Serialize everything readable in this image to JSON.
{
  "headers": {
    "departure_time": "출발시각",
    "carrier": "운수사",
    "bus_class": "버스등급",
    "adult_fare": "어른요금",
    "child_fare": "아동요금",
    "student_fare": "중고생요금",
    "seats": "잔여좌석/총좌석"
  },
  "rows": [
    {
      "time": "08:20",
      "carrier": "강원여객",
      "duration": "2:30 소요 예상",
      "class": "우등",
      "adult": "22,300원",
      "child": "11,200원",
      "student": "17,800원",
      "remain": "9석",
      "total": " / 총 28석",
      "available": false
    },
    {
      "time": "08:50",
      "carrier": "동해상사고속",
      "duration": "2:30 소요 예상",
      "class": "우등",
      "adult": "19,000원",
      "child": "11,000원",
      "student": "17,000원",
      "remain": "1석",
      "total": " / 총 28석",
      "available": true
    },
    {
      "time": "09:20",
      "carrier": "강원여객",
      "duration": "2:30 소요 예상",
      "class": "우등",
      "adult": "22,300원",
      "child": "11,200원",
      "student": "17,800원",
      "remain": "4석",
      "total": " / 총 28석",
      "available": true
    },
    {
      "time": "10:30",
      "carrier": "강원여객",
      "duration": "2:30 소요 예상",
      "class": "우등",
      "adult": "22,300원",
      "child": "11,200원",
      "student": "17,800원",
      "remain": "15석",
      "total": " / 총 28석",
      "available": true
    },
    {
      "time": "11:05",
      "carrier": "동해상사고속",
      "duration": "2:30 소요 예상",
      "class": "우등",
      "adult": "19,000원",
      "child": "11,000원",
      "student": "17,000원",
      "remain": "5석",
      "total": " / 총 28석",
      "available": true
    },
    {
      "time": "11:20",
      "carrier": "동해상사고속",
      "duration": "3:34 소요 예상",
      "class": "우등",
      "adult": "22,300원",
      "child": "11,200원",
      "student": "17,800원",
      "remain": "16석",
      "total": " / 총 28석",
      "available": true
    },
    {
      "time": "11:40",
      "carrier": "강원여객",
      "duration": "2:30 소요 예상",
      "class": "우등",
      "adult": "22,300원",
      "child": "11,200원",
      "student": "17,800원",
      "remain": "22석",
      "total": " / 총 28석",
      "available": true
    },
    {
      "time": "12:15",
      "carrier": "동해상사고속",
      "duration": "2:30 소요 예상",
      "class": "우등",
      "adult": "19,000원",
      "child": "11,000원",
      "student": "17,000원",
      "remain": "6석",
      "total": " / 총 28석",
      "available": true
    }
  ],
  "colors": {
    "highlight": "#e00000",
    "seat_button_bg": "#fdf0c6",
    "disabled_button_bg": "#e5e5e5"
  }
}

...

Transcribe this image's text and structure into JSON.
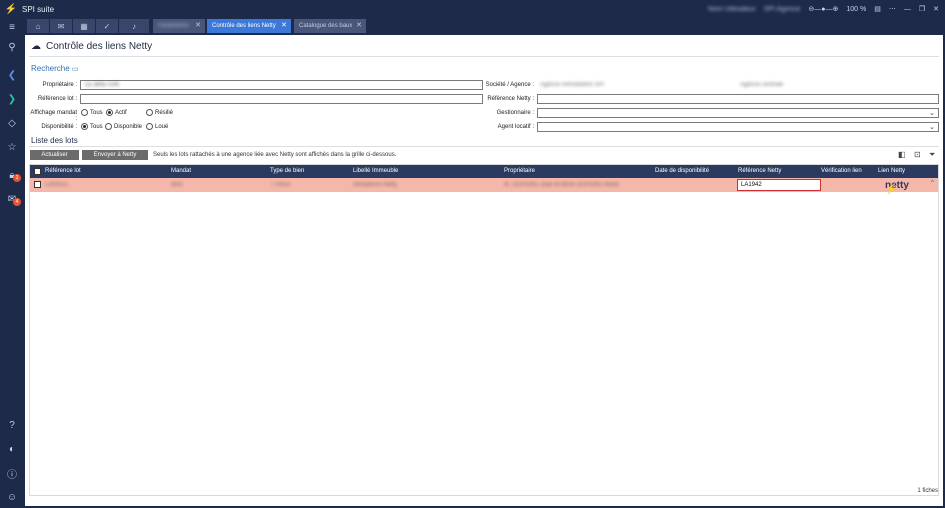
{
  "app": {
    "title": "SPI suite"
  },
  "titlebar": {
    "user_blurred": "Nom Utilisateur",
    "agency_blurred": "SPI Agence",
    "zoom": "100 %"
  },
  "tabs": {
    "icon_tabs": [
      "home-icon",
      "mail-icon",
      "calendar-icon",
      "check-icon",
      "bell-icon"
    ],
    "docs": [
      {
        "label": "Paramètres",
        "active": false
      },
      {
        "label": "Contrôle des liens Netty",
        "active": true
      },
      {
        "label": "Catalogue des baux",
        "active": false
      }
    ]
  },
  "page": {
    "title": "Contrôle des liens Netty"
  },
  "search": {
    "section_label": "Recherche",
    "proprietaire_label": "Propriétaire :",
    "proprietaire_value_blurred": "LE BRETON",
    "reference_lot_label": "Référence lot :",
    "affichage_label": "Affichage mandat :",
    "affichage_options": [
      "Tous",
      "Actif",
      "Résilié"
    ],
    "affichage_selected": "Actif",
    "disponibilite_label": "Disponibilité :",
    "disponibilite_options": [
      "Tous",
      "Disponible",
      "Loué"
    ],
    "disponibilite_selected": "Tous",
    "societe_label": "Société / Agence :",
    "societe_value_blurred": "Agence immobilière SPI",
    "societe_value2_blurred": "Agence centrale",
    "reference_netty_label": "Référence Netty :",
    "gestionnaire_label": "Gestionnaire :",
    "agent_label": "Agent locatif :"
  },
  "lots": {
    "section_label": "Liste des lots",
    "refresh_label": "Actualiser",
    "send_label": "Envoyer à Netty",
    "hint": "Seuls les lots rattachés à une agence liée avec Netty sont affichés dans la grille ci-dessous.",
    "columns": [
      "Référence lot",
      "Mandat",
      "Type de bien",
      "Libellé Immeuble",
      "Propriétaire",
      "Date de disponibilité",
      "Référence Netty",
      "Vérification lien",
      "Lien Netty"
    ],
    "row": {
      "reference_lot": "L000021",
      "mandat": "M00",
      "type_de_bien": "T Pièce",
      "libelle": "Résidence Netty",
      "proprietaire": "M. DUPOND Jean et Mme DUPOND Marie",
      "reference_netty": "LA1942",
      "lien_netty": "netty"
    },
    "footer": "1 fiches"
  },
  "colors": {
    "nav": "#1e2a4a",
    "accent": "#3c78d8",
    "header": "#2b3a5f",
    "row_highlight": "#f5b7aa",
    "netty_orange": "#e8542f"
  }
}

==

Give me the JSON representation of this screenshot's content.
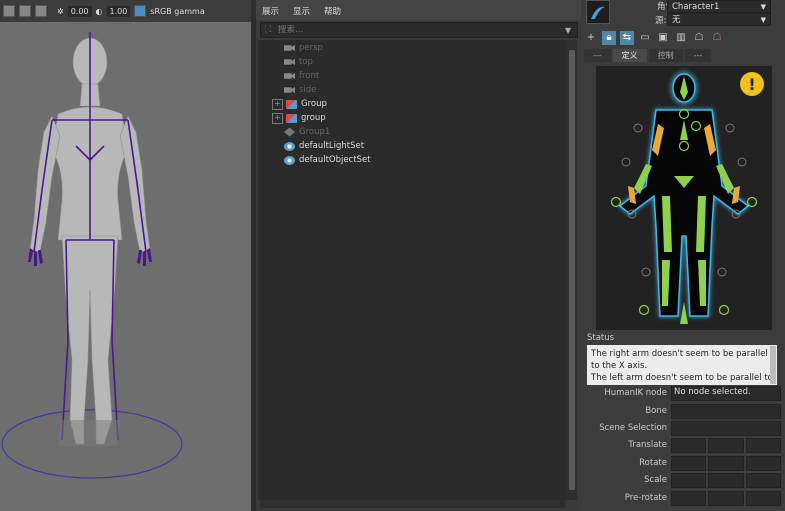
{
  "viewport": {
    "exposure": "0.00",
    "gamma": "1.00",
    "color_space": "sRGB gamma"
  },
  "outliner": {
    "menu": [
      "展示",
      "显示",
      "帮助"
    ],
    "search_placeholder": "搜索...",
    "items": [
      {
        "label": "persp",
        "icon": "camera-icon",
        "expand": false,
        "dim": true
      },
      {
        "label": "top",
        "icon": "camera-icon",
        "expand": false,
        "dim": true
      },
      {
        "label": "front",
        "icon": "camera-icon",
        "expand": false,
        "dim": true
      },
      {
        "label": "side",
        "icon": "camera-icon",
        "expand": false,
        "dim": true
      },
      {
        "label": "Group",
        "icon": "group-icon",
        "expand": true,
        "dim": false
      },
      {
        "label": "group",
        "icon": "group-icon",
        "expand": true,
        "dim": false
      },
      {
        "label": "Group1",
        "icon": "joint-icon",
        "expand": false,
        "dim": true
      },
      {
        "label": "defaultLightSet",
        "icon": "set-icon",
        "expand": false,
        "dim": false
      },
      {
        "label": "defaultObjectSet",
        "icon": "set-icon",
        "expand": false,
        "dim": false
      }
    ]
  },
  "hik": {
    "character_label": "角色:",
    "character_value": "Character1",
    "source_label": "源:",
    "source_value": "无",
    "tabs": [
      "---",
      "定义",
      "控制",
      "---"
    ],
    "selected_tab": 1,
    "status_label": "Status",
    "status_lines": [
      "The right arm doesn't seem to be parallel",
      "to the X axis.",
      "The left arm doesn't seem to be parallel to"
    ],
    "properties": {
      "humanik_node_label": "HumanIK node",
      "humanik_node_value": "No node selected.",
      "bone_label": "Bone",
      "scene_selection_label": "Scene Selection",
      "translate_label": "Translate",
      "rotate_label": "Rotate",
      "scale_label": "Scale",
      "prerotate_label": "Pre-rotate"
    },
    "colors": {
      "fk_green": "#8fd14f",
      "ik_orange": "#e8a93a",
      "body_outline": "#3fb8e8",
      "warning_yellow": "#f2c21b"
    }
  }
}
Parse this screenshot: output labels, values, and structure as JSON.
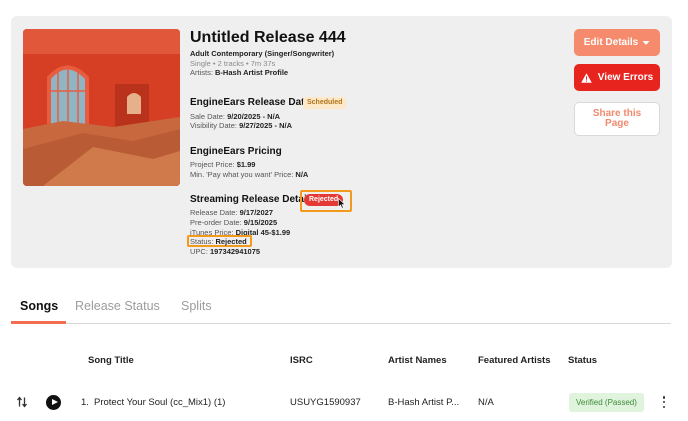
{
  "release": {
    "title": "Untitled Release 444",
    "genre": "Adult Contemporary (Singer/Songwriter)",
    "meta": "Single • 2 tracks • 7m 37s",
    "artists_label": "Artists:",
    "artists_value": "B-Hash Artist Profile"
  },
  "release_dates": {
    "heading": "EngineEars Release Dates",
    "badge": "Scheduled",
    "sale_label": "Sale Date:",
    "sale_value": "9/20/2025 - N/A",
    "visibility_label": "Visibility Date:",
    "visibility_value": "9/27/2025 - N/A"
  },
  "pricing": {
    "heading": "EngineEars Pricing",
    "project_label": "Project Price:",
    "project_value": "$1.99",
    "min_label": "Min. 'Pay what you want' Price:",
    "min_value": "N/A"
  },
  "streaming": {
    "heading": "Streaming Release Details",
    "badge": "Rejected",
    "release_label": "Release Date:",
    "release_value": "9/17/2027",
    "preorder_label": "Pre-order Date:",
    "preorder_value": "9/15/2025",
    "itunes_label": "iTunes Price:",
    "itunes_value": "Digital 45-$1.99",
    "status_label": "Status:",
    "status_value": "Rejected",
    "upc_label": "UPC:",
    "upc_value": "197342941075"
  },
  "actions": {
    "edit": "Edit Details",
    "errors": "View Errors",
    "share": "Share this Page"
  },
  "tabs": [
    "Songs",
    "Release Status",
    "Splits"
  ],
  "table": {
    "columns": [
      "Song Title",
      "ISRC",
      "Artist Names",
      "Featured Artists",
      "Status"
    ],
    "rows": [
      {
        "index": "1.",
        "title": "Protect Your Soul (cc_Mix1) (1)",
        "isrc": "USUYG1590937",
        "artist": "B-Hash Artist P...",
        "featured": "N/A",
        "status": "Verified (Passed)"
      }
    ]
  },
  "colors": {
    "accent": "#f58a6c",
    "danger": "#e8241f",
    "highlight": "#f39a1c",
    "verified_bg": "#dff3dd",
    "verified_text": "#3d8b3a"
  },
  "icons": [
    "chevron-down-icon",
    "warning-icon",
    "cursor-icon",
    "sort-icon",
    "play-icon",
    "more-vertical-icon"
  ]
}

:: What is needed ::
Identify the lines that hold the word "remain". Copy every one of them.

:: The solution ::
      "remain": "9석",
      "remain": "1석",
      "remain": "4석",
      "remain": "15석",
      "remain": "5석",
      "remain": "16석",
      "remain": "22석",
      "remain": "6석",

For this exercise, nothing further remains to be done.